» **Directive**:
Copy each line in which the string "Equities" occurs.
^^^^^^^^
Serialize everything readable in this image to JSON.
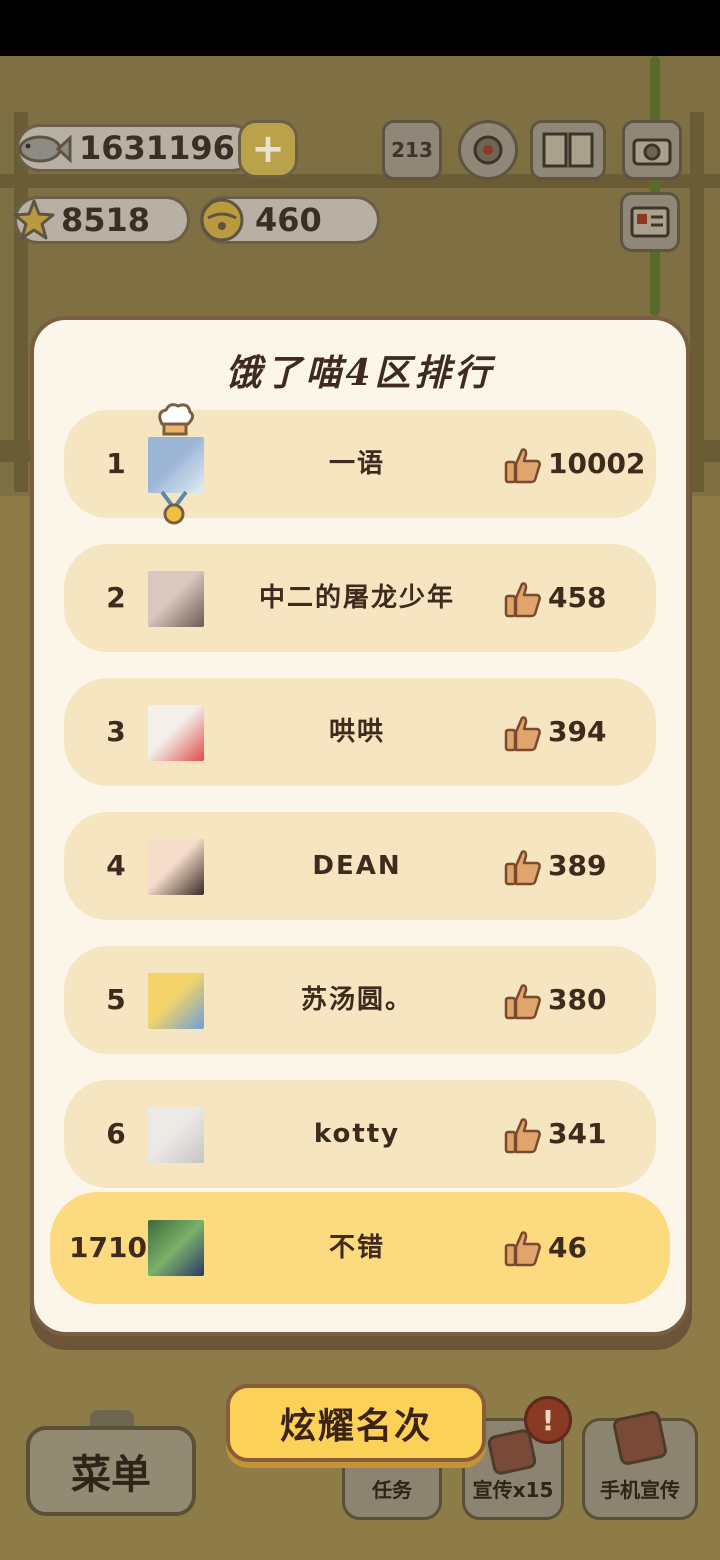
{
  "hud": {
    "fish_count": "1631196",
    "star_count": "8518",
    "bell_count": "460",
    "plus_label": "+",
    "rank_icon_label": "213"
  },
  "modal": {
    "title": "饿了喵4区排行",
    "rows": [
      {
        "rank": "1",
        "name": "一语",
        "likes": "10002"
      },
      {
        "rank": "2",
        "name": "中二的屠龙少年",
        "likes": "458"
      },
      {
        "rank": "3",
        "name": "哄哄",
        "likes": "394"
      },
      {
        "rank": "4",
        "name": "DEAN",
        "likes": "389"
      },
      {
        "rank": "5",
        "name": "苏汤圆。",
        "likes": "380"
      },
      {
        "rank": "6",
        "name": "kotty",
        "likes": "341"
      }
    ],
    "me": {
      "rank": "1710",
      "name": "不错",
      "likes": "46"
    }
  },
  "bottom": {
    "menu_label": "菜单",
    "task_label": "任务",
    "promo_label": "宣传x15",
    "phone_promo_label": "手机宣传",
    "brag_label": "炫耀名次",
    "alert_label": "!"
  },
  "icons": {
    "like": "thumbs-up-icon",
    "fish": "fish-icon",
    "star": "star-icon",
    "bell": "bell-icon"
  },
  "colors": {
    "row_bg": "#f5e5c1",
    "me_row_bg": "#fcda80",
    "modal_bg": "#fbf5ea",
    "brag_button": "#fbd257",
    "thumb": "#e0a56c"
  }
}
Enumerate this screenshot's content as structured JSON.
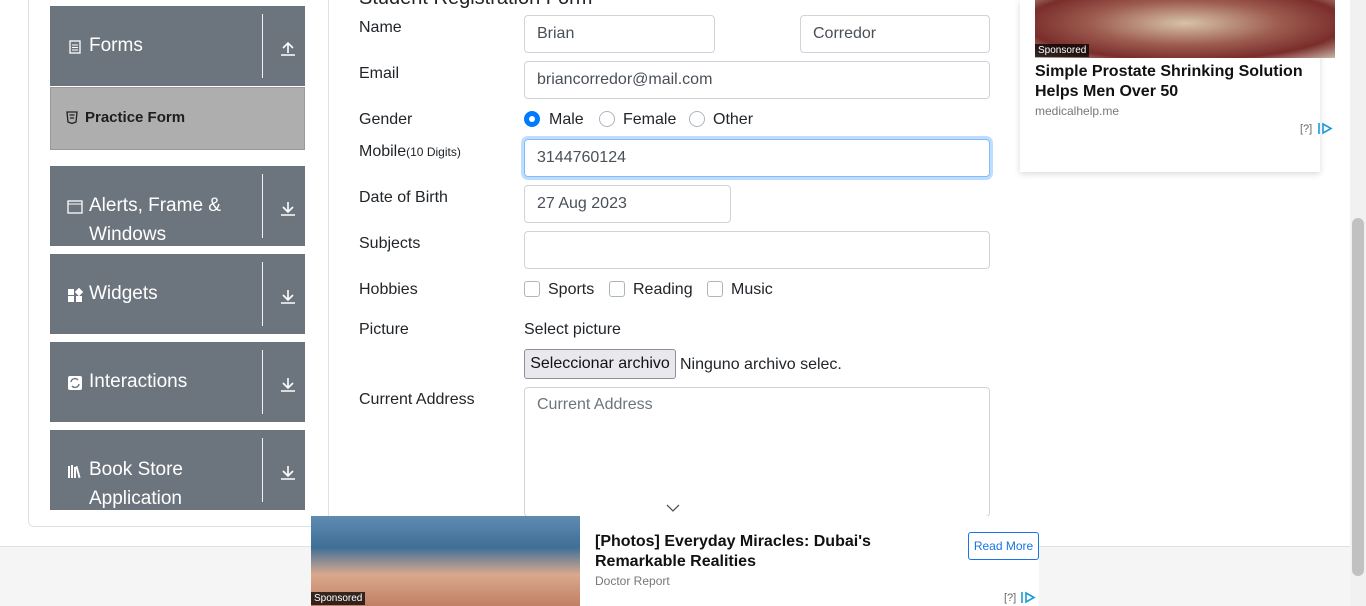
{
  "sidebar": {
    "groups": [
      {
        "label": "Forms",
        "icon": "form-icon",
        "arrow": "collapse-arrow-icon"
      },
      {
        "label": "Alerts, Frame &",
        "label2": "Windows",
        "icon": "window-icon",
        "arrow": "expand-arrow-icon"
      },
      {
        "label": "Widgets",
        "icon": "widgets-icon",
        "arrow": "expand-arrow-icon"
      },
      {
        "label": "Interactions",
        "icon": "interactions-icon",
        "arrow": "expand-arrow-icon"
      },
      {
        "label": "Book Store",
        "label2": "Application",
        "icon": "books-icon",
        "arrow": "expand-arrow-icon"
      }
    ],
    "active_item": {
      "label": "Practice Form",
      "icon": "html5-icon"
    }
  },
  "form": {
    "title": "Student Registration Form",
    "name_label": "Name",
    "first_name": "Brian",
    "last_name": "Corredor",
    "email_label": "Email",
    "email": "briancorredor@mail.com",
    "gender_label": "Gender",
    "gender_options": [
      "Male",
      "Female",
      "Other"
    ],
    "gender_selected": "Male",
    "mobile_label": "Mobile",
    "mobile_hint": "(10 Digits)",
    "mobile": "3144760124",
    "dob_label": "Date of Birth",
    "dob": "27 Aug 2023",
    "subjects_label": "Subjects",
    "subjects": "",
    "hobbies_label": "Hobbies",
    "hobbies": [
      "Sports",
      "Reading",
      "Music"
    ],
    "picture_label": "Picture",
    "select_picture": "Select picture",
    "file_button": "Seleccionar archivo",
    "file_status": "Ninguno archivo selec.",
    "address_label": "Current Address",
    "address_placeholder": "Current Address"
  },
  "ad_right": {
    "sponsored": "Sponsored",
    "headline": "Simple Prostate Shrinking Solution Helps Men Over 50",
    "source": "medicalhelp.me",
    "info": "[?]"
  },
  "ad_bottom": {
    "sponsored": "Sponsored",
    "headline": "[Photos] Everyday Miracles: Dubai's Remarkable Realities",
    "source": "Doctor Report",
    "cta": "Read More",
    "info": "[?]"
  },
  "colors": {
    "sidebar_group": "#6c757d",
    "active_item": "#aeaeae",
    "accent": "#007bff"
  }
}
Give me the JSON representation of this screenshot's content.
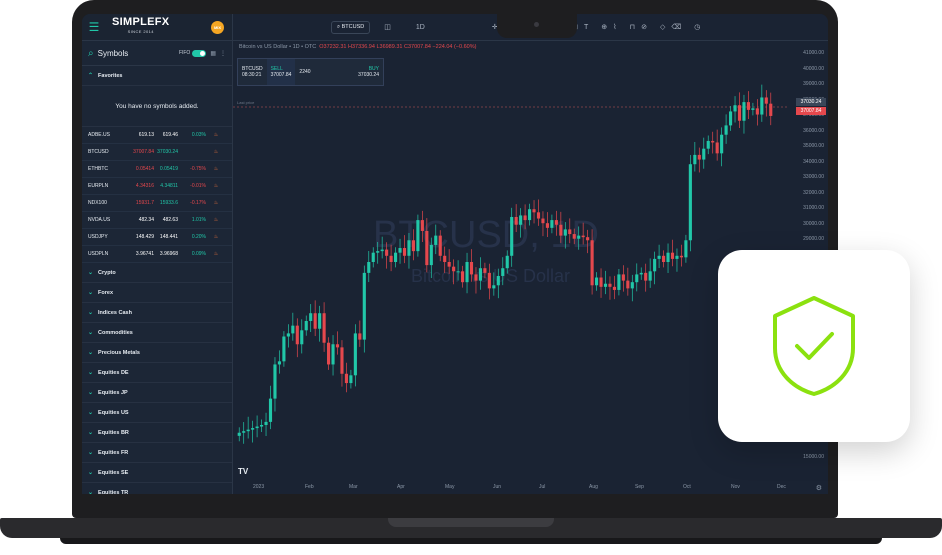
{
  "brand": {
    "name": "SIMPLEFX",
    "tagline": "SINCE 2014",
    "avatar_initials": "MIX",
    "accent": "#21c7a8"
  },
  "sidebar": {
    "title": "Symbols",
    "fifo_label": "FIFO",
    "favorites_label": "Favorites",
    "empty_message": "You have no symbols added.",
    "rows": [
      {
        "symbol": "ADBE.US",
        "bid": "619.13",
        "ask": "619.46",
        "change": "0.03%",
        "trend": "up"
      },
      {
        "symbol": "BTCUSD",
        "bid": "37007.84",
        "ask": "37030.24",
        "change": "",
        "trend": "down"
      },
      {
        "symbol": "ETHBTC",
        "bid": "0.05414",
        "ask": "0.05419",
        "change": "-0.75%",
        "trend": "down"
      },
      {
        "symbol": "EURPLN",
        "bid": "4.34316",
        "ask": "4.34811",
        "change": "-0.01%",
        "trend": "down"
      },
      {
        "symbol": "NDX100",
        "bid": "15931.7",
        "ask": "15933.6",
        "change": "-0.17%",
        "trend": "down"
      },
      {
        "symbol": "NVDA.US",
        "bid": "482.34",
        "ask": "482.63",
        "change": "1.01%",
        "trend": "up"
      },
      {
        "symbol": "USDJPY",
        "bid": "148.429",
        "ask": "148.441",
        "change": "0.20%",
        "trend": "up"
      },
      {
        "symbol": "USDPLN",
        "bid": "3.96741",
        "ask": "3.96968",
        "change": "0.09%",
        "trend": "up"
      }
    ],
    "categories": [
      "Crypto",
      "Forex",
      "Indices Cash",
      "Commodities",
      "Precious Metals",
      "Equities DE",
      "Equities JP",
      "Equities US",
      "Equities BR",
      "Equities FR",
      "Equities SE",
      "Equities TR"
    ]
  },
  "toolbar": {
    "symbol": "BTCUSD",
    "interval": "1D"
  },
  "chart_header": {
    "title": "Bitcoin vs US Dollar • 1D • OTC",
    "ohlc": "O37232.31 H37336.94 L36989.31 C37007.84 −224.04 (−0.60%)"
  },
  "trade": {
    "symbol": "BTCUSD",
    "timer": "08:30:21",
    "sell_label": "SELL",
    "sell": "37007.84",
    "spread": "2240",
    "buy_label": "BUY",
    "buy": "37030.24"
  },
  "watermark": {
    "line1": "BTCUSD, 1D",
    "line2": "Bitcoin vs US Dollar"
  },
  "last_price_label": "Last price",
  "price_tags": {
    "buy": "37030.24",
    "sell": "37007.84"
  },
  "y_ticks": [
    "41000.00",
    "40000.00",
    "39000.00",
    "38000.00",
    "37000.00",
    "36000.00",
    "35000.00",
    "34000.00",
    "33000.00",
    "32000.00",
    "31000.00",
    "30000.00",
    "29000.00",
    "28000.00",
    "27000.00",
    "26000.00",
    "25000.00",
    "24000.00",
    "23000.00",
    "22000.00",
    "21000.00",
    "20000.00",
    "19000.00",
    "18000.00",
    "17000.00",
    "16000.00",
    "15000.00"
  ],
  "x_ticks": [
    "2023",
    "Feb",
    "Mar",
    "Apr",
    "May",
    "Jun",
    "Jul",
    "Aug",
    "Sep",
    "Oct",
    "Nov",
    "Dec"
  ],
  "candles_close": [
    16600,
    16700,
    16800,
    16900,
    17000,
    17100,
    17300,
    18800,
    21000,
    21200,
    22800,
    23000,
    23500,
    22300,
    23200,
    23800,
    24300,
    23300,
    24300,
    22400,
    21000,
    22300,
    22100,
    20400,
    19800,
    20300,
    23000,
    22600,
    26900,
    27600,
    28200,
    28300,
    28400,
    28000,
    27600,
    28200,
    28500,
    28000,
    29000,
    28300,
    30300,
    29600,
    27400,
    28700,
    29300,
    28000,
    27600,
    27300,
    27000,
    27000,
    26300,
    27600,
    26800,
    26400,
    27200,
    26900,
    25900,
    26100,
    26700,
    27200,
    28000,
    30500,
    30000,
    30600,
    30300,
    31000,
    30800,
    30400,
    30100,
    29800,
    30300,
    30000,
    29300,
    29700,
    29400,
    29100,
    29300,
    29200,
    29000,
    26100,
    26600,
    26000,
    26200,
    26000,
    25800,
    26800,
    26400,
    25900,
    26300,
    26800,
    26900,
    26400,
    27000,
    27800,
    28000,
    27600,
    28200,
    27800,
    28000,
    27900,
    29000,
    33900,
    34500,
    34200,
    34900,
    35400,
    35300,
    34600,
    35800,
    36400,
    37300,
    37700,
    36700,
    37900,
    37400,
    37500,
    37100,
    38200,
    37800,
    37008
  ]
}
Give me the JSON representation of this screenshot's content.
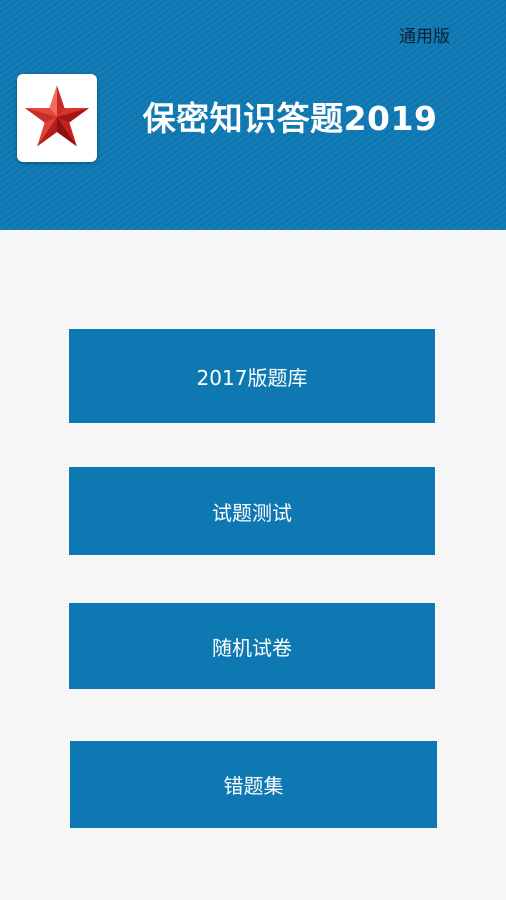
{
  "header": {
    "edition_label": "通用版",
    "title": "保密知识答题2019",
    "logo_icon": "red-star-icon",
    "background_color": "#0e78b3"
  },
  "menu": {
    "button_color": "#0e78b3",
    "items": [
      {
        "label": "2017版题库"
      },
      {
        "label": "试题测试"
      },
      {
        "label": "随机试卷"
      },
      {
        "label": "错题集"
      }
    ]
  }
}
^^^^^^^^
» **Completed exercise**:
      "Equities DE",
      "Equities JP",
      "Equities US",
      "Equities BR",
      "Equities FR",
      "Equities SE",
      "Equities TR"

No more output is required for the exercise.